* Task prompt
Write out the records beneath this line exactly as they appear, minus any images.

* Records
-- start --
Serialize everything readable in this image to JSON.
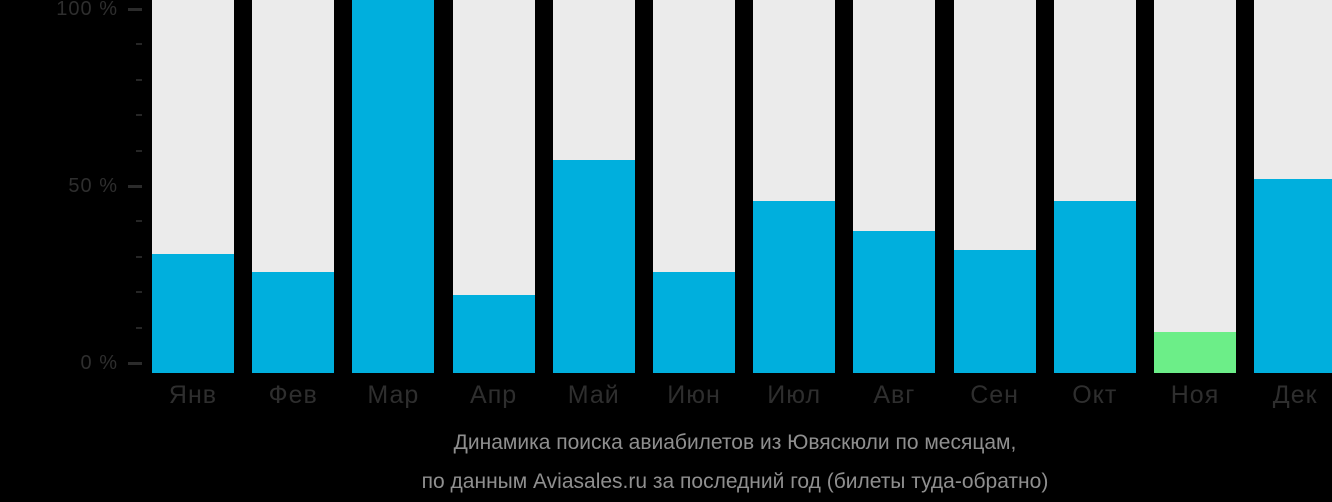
{
  "chart_data": {
    "type": "bar",
    "title_line1": "Динамика поиска авиабилетов из Ювяскюли по месяцам,",
    "title_line2": "по данным Aviasales.ru за последний год (билеты туда-обратно)",
    "categories": [
      "Янв",
      "Фев",
      "Мар",
      "Апр",
      "Май",
      "Июн",
      "Июл",
      "Авг",
      "Сен",
      "Окт",
      "Ноя",
      "Дек"
    ],
    "values": [
      32,
      27,
      100,
      21,
      57,
      27,
      46,
      38,
      33,
      46,
      11,
      52
    ],
    "unit": "%",
    "ylim": [
      0,
      100
    ],
    "y_ticks": [
      {
        "pct": 100,
        "label": "100 %"
      },
      {
        "pct": 50,
        "label": "50 %"
      },
      {
        "pct": 0,
        "label": "0 %"
      }
    ],
    "minor_tick_pcts": [
      90,
      80,
      70,
      60,
      40,
      30,
      20,
      10
    ],
    "highlight_index": 10,
    "legend": "none",
    "grid": "off",
    "colors": {
      "bar": "#00afdd",
      "bar_highlight": "#6cee88",
      "track": "#ebebeb",
      "background": "#000000",
      "axis_text": "#2e2e2e",
      "caption_text": "#8f8f8f"
    }
  }
}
-- end --
* Answer to this task
Serialize everything readable in this image to JSON.
{
  "chart_data": {
    "type": "bar",
    "title_line1": "Динамика поиска авиабилетов из Ювяскюли по месяцам,",
    "title_line2": "по данным Aviasales.ru за последний год (билеты туда-обратно)",
    "categories": [
      "Янв",
      "Фев",
      "Мар",
      "Апр",
      "Май",
      "Июн",
      "Июл",
      "Авг",
      "Сен",
      "Окт",
      "Ноя",
      "Дек"
    ],
    "values": [
      32,
      27,
      100,
      21,
      57,
      27,
      46,
      38,
      33,
      46,
      11,
      52
    ],
    "unit": "%",
    "ylim": [
      0,
      100
    ],
    "y_ticks": [
      {
        "pct": 100,
        "label": "100 %"
      },
      {
        "pct": 50,
        "label": "50 %"
      },
      {
        "pct": 0,
        "label": "0 %"
      }
    ],
    "minor_tick_pcts": [
      90,
      80,
      70,
      60,
      40,
      30,
      20,
      10
    ],
    "highlight_index": 10,
    "legend": "none",
    "grid": "off",
    "colors": {
      "bar": "#00afdd",
      "bar_highlight": "#6cee88",
      "track": "#ebebeb",
      "background": "#000000",
      "axis_text": "#2e2e2e",
      "caption_text": "#8f8f8f"
    }
  }
}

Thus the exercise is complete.